What needs to be done >> Which lines hold the string "JSON"? Copy every one of them.

───── Data extract

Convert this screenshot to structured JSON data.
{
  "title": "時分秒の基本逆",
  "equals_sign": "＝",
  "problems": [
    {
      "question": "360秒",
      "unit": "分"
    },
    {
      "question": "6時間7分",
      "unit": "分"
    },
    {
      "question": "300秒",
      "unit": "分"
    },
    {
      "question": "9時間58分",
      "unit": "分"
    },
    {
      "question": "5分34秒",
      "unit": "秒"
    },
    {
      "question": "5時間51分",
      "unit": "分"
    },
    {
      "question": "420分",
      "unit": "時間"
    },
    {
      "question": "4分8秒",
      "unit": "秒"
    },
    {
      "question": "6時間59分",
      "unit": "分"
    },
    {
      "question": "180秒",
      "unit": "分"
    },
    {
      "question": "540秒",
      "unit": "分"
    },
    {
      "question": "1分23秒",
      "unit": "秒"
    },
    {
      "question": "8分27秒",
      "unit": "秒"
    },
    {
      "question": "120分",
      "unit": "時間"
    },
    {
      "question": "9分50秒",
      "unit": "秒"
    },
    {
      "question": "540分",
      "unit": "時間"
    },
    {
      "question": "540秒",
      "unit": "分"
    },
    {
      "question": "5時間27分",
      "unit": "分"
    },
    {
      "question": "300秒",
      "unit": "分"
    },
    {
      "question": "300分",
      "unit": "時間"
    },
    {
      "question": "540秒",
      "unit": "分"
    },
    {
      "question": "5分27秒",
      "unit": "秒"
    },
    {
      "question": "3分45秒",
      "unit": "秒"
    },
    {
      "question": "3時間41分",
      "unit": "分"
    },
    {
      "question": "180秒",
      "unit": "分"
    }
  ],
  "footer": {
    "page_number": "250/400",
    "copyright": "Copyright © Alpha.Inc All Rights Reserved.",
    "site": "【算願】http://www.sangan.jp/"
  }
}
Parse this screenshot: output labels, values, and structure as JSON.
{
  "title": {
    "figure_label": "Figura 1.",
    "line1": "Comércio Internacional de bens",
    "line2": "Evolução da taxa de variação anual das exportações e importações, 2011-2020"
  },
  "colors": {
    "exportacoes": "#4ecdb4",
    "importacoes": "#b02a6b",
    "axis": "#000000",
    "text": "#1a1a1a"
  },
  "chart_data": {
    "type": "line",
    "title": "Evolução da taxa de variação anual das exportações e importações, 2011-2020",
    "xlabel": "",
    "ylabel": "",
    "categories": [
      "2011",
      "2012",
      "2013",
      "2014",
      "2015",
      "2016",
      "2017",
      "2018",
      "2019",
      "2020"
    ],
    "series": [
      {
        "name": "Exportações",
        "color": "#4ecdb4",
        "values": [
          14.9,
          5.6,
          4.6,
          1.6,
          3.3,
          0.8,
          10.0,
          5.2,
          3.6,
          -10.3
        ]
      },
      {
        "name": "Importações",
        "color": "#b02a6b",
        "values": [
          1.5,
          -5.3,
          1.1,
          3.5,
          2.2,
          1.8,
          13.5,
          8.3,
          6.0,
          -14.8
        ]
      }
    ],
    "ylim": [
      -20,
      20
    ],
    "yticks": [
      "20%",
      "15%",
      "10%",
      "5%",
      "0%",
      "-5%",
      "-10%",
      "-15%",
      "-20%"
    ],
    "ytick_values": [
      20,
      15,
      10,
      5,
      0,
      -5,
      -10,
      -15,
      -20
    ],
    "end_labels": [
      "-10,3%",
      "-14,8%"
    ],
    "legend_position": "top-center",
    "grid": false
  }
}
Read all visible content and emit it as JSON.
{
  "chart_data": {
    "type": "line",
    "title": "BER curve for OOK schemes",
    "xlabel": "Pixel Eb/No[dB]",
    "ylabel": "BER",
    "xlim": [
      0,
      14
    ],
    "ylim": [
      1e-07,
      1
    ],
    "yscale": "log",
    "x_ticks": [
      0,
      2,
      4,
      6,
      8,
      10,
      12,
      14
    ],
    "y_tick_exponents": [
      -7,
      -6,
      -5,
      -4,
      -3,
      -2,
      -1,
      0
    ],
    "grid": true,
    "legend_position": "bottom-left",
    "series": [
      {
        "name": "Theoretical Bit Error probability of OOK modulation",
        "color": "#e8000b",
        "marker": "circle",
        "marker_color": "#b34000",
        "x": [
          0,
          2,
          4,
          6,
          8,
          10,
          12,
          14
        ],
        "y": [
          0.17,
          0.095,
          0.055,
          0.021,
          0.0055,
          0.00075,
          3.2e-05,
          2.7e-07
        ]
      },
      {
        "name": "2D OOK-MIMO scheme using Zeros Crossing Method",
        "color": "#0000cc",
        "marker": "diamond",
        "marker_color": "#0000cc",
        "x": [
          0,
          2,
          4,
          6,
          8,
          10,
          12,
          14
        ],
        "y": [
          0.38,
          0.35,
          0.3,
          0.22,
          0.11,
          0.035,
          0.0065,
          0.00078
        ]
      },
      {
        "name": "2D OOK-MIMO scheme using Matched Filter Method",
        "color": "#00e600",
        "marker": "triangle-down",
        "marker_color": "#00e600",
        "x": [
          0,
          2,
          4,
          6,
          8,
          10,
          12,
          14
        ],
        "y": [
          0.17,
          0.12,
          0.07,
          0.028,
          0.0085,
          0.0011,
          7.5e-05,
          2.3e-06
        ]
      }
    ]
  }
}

──────────

Written answer >>
Convert this screenshot to structured JSON data.
Parse this screenshot: output labels, values, and structure as JSON.
Read all visible content and emit it as JSON.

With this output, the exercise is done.